- _Records supplied_:
--- Begin ---

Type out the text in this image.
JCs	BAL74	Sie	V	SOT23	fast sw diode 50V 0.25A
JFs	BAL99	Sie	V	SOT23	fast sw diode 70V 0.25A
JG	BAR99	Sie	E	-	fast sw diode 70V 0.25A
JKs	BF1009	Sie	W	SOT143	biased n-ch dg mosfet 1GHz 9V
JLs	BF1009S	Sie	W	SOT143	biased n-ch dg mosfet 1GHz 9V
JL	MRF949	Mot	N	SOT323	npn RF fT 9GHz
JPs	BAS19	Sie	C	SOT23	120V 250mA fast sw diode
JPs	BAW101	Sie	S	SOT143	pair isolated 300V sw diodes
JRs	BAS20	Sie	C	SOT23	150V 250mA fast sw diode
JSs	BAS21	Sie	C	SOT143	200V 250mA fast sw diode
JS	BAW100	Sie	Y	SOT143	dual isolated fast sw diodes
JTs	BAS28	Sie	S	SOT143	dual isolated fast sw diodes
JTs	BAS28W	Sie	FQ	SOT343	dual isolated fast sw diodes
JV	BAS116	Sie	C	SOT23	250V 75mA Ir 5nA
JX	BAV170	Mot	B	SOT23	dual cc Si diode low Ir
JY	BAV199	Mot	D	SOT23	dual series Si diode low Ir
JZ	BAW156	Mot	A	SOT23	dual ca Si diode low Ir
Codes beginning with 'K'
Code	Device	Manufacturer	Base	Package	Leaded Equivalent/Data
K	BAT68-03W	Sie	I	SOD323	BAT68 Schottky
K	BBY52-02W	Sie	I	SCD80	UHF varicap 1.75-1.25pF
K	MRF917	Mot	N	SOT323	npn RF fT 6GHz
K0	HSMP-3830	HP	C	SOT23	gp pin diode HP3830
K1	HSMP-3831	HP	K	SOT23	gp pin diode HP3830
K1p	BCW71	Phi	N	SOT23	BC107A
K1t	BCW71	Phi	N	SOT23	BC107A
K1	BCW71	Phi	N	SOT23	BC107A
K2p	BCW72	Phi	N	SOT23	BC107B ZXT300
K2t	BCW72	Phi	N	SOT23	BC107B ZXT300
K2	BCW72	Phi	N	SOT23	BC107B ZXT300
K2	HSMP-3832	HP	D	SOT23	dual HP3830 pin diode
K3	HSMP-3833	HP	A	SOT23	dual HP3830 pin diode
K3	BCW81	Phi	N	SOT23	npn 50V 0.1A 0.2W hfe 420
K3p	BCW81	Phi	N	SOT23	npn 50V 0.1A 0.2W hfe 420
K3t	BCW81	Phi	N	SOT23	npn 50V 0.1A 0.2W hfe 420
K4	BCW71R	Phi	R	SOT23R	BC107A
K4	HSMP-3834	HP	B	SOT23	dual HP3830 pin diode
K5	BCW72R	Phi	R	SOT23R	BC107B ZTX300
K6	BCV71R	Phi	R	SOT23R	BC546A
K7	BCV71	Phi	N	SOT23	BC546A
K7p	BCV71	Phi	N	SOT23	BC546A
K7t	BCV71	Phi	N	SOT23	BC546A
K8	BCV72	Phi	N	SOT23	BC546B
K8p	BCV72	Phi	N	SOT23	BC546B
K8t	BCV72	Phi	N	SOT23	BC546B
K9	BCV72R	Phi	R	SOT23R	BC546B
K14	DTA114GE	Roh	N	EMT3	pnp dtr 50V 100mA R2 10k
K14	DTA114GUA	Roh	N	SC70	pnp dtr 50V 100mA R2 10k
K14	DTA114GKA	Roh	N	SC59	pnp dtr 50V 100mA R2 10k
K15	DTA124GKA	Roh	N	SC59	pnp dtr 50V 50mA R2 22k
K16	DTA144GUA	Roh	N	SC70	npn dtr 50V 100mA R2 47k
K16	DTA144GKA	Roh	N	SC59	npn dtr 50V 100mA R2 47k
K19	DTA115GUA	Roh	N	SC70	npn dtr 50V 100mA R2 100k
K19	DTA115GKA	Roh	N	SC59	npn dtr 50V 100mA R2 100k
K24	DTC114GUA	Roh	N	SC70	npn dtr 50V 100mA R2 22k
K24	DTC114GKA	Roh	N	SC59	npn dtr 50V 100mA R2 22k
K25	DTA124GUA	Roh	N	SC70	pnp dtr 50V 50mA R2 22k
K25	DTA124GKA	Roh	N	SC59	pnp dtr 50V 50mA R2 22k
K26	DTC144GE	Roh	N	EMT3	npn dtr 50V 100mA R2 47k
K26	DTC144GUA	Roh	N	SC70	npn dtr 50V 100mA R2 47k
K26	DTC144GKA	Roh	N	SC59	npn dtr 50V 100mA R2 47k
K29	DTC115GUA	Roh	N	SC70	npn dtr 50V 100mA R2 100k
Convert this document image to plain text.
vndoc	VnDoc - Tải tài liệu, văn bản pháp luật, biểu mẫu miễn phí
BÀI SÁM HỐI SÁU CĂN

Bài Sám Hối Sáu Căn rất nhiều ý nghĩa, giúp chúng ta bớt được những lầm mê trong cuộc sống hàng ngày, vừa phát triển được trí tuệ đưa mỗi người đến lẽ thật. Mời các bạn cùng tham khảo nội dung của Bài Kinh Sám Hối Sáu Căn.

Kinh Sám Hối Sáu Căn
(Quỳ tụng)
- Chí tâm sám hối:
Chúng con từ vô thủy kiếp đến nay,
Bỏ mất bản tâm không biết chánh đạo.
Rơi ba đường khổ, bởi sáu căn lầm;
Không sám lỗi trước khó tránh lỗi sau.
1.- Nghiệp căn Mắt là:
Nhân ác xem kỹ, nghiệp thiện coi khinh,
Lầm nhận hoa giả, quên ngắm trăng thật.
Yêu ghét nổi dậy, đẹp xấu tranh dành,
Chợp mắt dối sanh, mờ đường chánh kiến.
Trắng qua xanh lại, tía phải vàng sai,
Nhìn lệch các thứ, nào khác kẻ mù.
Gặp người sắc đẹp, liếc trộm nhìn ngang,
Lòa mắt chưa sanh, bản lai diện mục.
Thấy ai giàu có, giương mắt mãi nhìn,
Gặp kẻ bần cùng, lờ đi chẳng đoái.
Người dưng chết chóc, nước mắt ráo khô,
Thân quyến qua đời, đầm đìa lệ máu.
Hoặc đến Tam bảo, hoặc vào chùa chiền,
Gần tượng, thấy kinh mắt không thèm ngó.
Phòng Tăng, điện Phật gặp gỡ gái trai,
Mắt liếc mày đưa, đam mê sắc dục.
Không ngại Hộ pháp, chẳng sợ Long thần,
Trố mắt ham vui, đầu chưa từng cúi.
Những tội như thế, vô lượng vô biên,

--- End ---

- _Exercise brief_: Show all lines above holding "biased".

- _The response_:
JKs	BF1009	Sie	W	SOT143	biased n-ch dg mosfet 1GHz 9V
JLs	BF1009S	Sie	W	SOT143	biased n-ch dg mosfet 1GHz 9V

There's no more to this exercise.